# WORK TASK
Retype everything from "A thought inspired" down to "to hear it." in the forum discussion of UK ME/CFS research funding below, leaving every word and mark unchanged.

# EXTRACT PROVIDED
####################
A thought inspired by the currently ongoing UK consultation on ME/CFS - has anybody compared the research funded by the UK funding bodies since 2013 and assessed in the NICE guideline process to see the quality of evidence provided by those studies? My immediate assumption is no. In the consultation documents, the MRC and NIHR like to list how much they have spent on ME/CFS research, but there is never an analysis of the quality of research funded, and it is far easier for me to ask if anybody has done that already than to actually do it. If anybody could suggest a way for me to mine the data from the NICE evidence review documents that is less effort than ploughing through it all manually I'd love to hear it.
Hi Andy, I think an easier way to approach this is to look at quoted funding for CFS, as it has been called! https://www.s4me.info/threads/uk-house-of-lords-house-of-commons-questions.707/page-29#post-448354 for a list from 2011 https://www.s4me.info/threads/funding-of-me-cfs-research-in-the-uk.2533/#post-406653 Post #8 from CRG, includes at least one earlier one from 2008 Also relevant is that funding for key players, such as Crawley and the King's lot is covered by their "overall research funding", not specified against individual research efforts see #8 and #44 on second thread
I have done some work on this and obtained info via a JLA person. If I can locate it, I will see if it adds anything to the above, But we are away for a couple of weeks from Friday and have a crazy week when we get back!
Thanks. In the consultation the figures listed are, since 2013, MRC, £4.15 million (including £3.19 million for DecodeME), and NIHR, £3.9 million (not including DecodeME). Looking at the figures from CRG that you link to suggests that none of that spending resulted in evidence of any use in the NICE guideline review.
####################
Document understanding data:
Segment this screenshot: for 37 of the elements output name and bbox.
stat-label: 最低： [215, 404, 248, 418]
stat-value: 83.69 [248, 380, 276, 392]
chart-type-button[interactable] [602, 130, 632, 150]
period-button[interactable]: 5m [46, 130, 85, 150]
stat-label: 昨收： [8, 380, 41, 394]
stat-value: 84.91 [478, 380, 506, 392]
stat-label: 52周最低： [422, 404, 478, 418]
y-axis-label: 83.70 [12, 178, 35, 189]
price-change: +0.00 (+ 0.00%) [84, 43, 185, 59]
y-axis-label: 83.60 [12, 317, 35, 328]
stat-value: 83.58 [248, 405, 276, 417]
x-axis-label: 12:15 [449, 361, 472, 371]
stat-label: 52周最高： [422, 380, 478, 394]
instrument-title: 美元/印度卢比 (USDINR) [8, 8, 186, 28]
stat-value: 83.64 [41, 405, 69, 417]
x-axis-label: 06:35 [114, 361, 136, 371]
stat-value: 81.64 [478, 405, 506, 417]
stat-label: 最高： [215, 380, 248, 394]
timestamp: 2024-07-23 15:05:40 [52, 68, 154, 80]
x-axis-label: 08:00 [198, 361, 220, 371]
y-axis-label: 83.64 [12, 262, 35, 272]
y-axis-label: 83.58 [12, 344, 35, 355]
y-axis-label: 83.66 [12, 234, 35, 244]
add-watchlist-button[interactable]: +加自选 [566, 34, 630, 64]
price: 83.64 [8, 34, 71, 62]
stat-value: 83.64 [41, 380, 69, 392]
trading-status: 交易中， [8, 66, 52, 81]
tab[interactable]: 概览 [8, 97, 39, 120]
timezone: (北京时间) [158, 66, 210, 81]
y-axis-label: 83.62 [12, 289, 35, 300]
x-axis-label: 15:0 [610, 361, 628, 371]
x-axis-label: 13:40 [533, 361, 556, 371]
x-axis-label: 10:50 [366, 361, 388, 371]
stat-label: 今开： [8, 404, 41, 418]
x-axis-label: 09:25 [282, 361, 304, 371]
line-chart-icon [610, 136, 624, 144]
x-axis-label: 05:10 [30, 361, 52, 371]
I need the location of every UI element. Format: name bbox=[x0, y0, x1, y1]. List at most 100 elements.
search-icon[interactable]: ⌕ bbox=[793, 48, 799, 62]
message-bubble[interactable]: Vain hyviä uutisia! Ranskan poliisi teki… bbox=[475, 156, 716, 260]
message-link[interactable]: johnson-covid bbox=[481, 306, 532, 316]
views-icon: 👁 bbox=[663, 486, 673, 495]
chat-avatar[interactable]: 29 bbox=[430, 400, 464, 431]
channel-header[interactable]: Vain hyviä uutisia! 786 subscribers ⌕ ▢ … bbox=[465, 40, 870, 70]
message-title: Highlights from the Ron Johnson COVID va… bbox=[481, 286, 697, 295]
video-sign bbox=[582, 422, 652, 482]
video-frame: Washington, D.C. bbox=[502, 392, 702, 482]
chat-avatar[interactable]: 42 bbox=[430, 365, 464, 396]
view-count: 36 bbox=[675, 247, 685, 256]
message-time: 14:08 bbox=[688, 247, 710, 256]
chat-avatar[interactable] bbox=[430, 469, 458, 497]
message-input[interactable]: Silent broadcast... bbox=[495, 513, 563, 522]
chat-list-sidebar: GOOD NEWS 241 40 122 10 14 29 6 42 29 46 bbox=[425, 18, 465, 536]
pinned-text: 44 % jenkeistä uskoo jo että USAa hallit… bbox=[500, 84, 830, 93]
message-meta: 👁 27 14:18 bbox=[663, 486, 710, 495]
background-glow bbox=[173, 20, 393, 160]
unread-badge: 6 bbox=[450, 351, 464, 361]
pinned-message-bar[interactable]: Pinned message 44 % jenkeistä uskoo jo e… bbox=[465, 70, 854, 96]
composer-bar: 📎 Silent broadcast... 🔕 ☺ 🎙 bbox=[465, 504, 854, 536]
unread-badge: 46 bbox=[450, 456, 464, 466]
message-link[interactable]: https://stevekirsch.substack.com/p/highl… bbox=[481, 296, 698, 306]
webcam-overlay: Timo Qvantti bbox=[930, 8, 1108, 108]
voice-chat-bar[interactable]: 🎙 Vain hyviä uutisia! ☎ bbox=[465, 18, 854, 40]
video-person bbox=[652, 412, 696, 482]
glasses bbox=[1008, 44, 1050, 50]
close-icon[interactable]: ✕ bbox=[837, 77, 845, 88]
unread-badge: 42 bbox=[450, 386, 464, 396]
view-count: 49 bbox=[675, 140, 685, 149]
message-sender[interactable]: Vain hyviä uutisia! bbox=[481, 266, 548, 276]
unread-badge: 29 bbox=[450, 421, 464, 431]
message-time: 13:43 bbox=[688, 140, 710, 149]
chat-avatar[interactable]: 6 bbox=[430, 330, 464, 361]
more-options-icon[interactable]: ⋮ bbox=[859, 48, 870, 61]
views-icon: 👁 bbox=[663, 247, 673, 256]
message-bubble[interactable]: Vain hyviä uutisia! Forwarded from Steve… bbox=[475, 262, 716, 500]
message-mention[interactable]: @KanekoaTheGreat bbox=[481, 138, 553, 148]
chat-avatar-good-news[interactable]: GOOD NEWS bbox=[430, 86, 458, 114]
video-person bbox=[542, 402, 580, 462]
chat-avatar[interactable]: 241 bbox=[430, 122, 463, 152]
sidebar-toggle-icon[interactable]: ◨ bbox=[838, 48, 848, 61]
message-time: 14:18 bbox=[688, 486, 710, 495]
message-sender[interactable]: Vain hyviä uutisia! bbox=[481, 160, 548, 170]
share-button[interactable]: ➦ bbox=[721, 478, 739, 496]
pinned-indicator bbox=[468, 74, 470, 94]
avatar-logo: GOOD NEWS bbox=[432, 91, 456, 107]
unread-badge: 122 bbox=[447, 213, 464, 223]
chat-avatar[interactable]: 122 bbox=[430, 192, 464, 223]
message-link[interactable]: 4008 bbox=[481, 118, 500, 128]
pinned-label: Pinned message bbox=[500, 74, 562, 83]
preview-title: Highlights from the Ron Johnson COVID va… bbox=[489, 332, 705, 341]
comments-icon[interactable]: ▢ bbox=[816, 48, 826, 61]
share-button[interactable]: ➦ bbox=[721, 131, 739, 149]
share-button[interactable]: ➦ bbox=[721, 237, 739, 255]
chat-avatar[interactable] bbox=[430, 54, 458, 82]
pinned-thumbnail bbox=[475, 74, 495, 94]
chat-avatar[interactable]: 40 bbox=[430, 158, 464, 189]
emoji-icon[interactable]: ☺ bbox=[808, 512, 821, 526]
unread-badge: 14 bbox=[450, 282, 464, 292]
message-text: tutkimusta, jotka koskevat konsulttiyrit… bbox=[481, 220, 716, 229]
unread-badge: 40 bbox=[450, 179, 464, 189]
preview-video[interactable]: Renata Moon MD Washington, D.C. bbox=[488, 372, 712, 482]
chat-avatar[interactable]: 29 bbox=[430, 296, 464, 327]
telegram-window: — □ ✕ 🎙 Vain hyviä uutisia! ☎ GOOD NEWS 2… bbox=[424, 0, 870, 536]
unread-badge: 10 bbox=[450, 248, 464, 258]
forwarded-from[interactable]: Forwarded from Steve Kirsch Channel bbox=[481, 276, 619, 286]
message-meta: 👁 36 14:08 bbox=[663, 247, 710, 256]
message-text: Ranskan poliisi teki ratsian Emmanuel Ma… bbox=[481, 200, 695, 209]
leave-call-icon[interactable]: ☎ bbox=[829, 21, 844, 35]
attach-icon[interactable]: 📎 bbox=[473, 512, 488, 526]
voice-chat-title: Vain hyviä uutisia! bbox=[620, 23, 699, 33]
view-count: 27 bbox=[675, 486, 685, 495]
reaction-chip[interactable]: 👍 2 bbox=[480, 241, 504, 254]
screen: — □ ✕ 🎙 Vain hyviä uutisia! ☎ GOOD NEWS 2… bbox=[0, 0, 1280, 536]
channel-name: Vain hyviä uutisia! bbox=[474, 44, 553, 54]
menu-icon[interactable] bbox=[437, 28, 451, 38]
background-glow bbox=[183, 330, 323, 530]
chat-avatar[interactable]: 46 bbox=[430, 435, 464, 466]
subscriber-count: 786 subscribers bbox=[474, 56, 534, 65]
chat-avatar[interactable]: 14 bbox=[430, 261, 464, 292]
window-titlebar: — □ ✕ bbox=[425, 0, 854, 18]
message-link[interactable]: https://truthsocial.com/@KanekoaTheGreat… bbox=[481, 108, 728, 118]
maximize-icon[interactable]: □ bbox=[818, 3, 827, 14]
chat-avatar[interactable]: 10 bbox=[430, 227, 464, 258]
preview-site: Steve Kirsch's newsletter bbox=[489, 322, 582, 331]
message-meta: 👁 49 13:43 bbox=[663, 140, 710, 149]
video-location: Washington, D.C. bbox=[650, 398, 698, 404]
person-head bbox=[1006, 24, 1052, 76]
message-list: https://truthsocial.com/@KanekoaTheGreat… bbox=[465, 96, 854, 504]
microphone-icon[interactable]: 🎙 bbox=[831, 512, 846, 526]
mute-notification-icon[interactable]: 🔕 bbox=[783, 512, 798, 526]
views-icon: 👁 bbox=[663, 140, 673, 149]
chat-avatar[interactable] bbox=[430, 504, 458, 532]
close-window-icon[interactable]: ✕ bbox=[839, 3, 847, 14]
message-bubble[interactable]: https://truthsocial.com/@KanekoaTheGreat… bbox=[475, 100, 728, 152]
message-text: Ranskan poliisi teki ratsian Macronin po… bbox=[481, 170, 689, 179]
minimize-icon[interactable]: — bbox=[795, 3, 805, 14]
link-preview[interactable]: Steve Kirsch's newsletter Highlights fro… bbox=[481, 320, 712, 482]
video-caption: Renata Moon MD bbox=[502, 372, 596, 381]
####################
# WRITTEN RESPONSE
A thought inspired by the currently ongoing UK consultation on ME/CFS - has anybody compared the research funded by the UK funding bodies since 2013 and assessed in the NICE guideline process to see the quality of evidence provided by those studies? My immediate assumption is no. In the consultation documents, the MRC and NIHR like to list how much they have spent on ME/CFS research, but there is never an analysis of the quality of research funded, and it is far easier for me to ask if anybody has done that already than to actually do it. If anybody could suggest a way for me to mine the data from the NICE evidence review documents that is less effort than ploughing through it all manually I'd love to hear it.